• STORED RECORDS:
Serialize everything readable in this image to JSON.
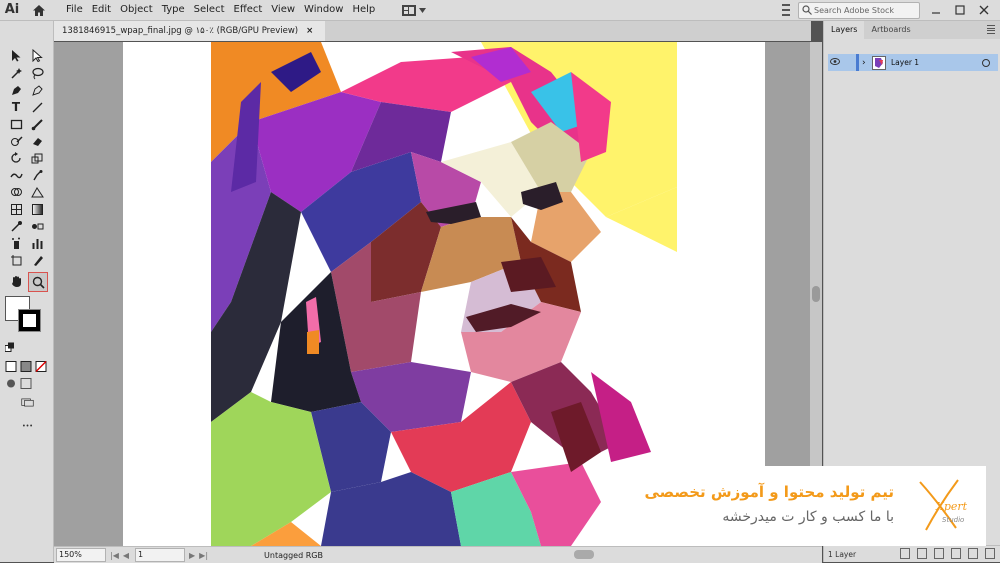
{
  "app": {
    "logo": "Ai"
  },
  "menu": {
    "items": [
      "File",
      "Edit",
      "Object",
      "Type",
      "Select",
      "Effect",
      "View",
      "Window",
      "Help"
    ]
  },
  "search": {
    "placeholder": "Search Adobe Stock"
  },
  "document": {
    "tab_title": "1381846915_wpap_final.jpg @ ۱۵۰٪ (RGB/GPU Preview)",
    "close": "×"
  },
  "status": {
    "zoom": "150%",
    "page": "1",
    "profile": "Untagged RGB"
  },
  "panel": {
    "tabs": [
      "Layers",
      "Artboards"
    ],
    "layer_name": "Layer 1",
    "layer_count": "1 Layer"
  },
  "watermark": {
    "line1": "تیم تولید محتوا و آموزش تخصصی",
    "line2": "با ما کسب و کار ت میدرخشه",
    "logo_text": "Xpert",
    "logo_sub": "Studio"
  },
  "icons": [
    "home-icon",
    "workspace-icon",
    "search-icon",
    "minimize-icon",
    "maximize-icon",
    "close-icon",
    "eye-icon",
    "chevron-right-icon",
    "zoom-icon"
  ],
  "colors": {
    "selection": "#a9c7ea",
    "accent": "#f39a1a",
    "layer": "#4a7cd1"
  }
}
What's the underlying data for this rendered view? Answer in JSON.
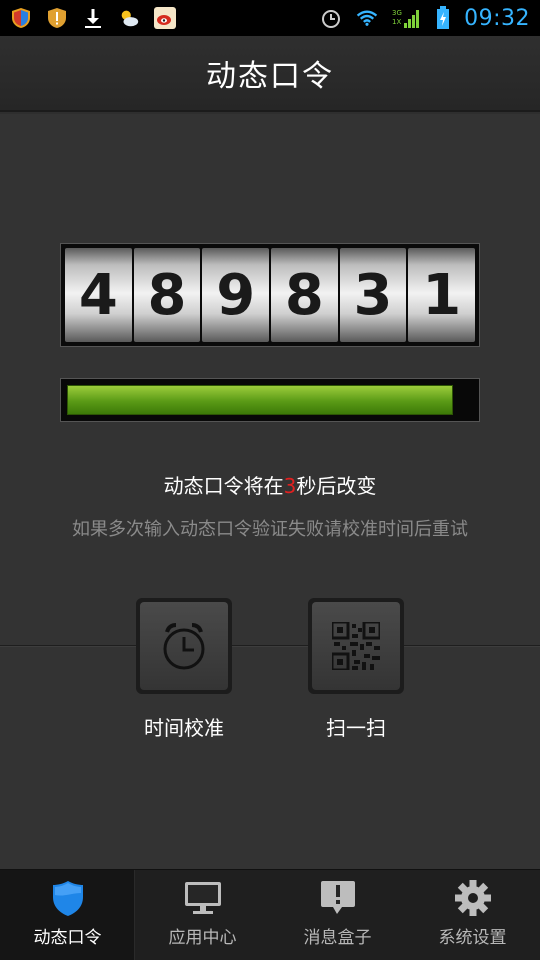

• EXERCISE INSTRUCTIONS:
Tell how many lines contain the word "this", using only the number.

• FINISHED EXERCISE:
2